How To Troubleshoot your Graphics Card

If you have been gaming for any period of time, you have probably run into issues with your graphics card. Some of you may not have even realized the computer problems you had were caused by your graphics card or its drivers. This entry provides some knowledge on common graphics card troubleshooting and repair techniques. If you can build your own computer, you probably already know most everything in this guide. To best troubleshoot graphics card issues, it is best to have a backup graphics card and power supply. If you dont have the money to buy these (and who does), what I recommend doing is purchasing them from Best Buy. When you are done testing, you can return them for a full refund if you need to with no restocking fee. Or keep them. Or sell them on Ebay. Or shoot them with a GSG-5 like we do.

Guide To Troubleshoot your Graphics Card

Step 1: Check your GPU Fan

Your graphics cards GPU (like your computers CPU) has a fan on it that keeps it cool and happy. Sometimes your fan will get congested with dust, cat or dog hair, tobacco resin (if you are a heavy smoker), spider webs, roaches, mold, and other unbelievable nastiness that I shall not delve into. The best thing to do is remove the graphics card from your computer and blow out the fan with a can of compressed air. Do not use your vacuum cleaner. Do not use your hair dryer. Do not run cold water from kitchen sink over it. Don’t urinate on it. Use compressed air or something that generates compressed air (bicycle pump). You wouldn’t believe what people will do to “clean” computer parts. I have some stories.

> [INSTRUCTIONS FOR THE TASK] Condense the paragraph of the graphics card guide that begins "Your graphics cards" into a short bulleted list that keeps its main facts.

> [RECORDS SHOWN]
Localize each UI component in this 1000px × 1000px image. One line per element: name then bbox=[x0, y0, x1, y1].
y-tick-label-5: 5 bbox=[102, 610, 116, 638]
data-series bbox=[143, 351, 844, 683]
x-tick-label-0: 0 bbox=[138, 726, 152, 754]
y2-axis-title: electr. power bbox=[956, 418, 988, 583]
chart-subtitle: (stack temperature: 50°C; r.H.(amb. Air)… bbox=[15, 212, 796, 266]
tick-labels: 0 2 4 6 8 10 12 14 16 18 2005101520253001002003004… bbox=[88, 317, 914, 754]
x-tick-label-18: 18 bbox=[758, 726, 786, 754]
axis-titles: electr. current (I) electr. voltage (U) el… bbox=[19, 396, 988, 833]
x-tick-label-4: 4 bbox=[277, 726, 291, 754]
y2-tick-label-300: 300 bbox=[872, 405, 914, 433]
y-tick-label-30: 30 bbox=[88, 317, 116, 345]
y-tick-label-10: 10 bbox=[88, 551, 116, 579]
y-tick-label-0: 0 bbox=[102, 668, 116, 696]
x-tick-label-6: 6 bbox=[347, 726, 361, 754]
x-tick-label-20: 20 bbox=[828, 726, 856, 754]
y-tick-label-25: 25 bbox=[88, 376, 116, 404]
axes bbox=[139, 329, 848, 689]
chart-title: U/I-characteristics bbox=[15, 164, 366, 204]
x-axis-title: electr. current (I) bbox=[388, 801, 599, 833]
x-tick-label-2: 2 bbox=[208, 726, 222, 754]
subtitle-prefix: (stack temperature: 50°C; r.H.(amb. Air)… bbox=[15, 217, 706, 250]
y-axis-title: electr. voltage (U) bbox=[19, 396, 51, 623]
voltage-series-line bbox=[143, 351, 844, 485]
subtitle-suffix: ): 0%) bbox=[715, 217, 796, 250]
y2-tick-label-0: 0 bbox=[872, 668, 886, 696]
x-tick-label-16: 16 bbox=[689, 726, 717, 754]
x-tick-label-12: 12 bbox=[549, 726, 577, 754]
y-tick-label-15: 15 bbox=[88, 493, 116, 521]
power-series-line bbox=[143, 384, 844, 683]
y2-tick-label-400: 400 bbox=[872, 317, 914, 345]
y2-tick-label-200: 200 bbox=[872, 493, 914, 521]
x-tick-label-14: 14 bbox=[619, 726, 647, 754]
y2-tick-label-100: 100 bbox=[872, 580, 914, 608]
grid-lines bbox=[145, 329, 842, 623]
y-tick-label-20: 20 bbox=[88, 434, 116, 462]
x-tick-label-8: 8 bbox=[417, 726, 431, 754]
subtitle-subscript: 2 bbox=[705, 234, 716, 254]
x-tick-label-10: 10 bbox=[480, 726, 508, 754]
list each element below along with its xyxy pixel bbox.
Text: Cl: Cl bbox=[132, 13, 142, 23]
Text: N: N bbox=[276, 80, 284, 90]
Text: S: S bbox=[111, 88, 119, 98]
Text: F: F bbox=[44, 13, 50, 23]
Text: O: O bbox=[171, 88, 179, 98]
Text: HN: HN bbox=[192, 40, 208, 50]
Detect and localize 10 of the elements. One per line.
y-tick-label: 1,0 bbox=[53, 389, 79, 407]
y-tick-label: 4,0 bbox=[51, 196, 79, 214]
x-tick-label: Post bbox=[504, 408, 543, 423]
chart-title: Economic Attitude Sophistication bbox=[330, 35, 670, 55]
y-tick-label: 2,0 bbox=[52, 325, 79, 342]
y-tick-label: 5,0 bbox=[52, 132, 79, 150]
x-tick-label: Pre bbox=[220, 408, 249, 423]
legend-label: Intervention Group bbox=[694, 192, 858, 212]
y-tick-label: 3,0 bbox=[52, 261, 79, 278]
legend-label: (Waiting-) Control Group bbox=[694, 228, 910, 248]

> [WRITTEN SOLUTION]
- A graphics card's GPU has a fan that keeps it cool.
- The fan can get clogged with dust, pet hair, tobacco resin, spider webs, roaches, mold and other grime.
- To clean it, remove the card from the computer and blow out the fan with a can of compressed air.
- Don't use a vacuum cleaner, a hair dryer, running water, or urine.
- Anything that produces compressed air, such as a bicycle pump, also works.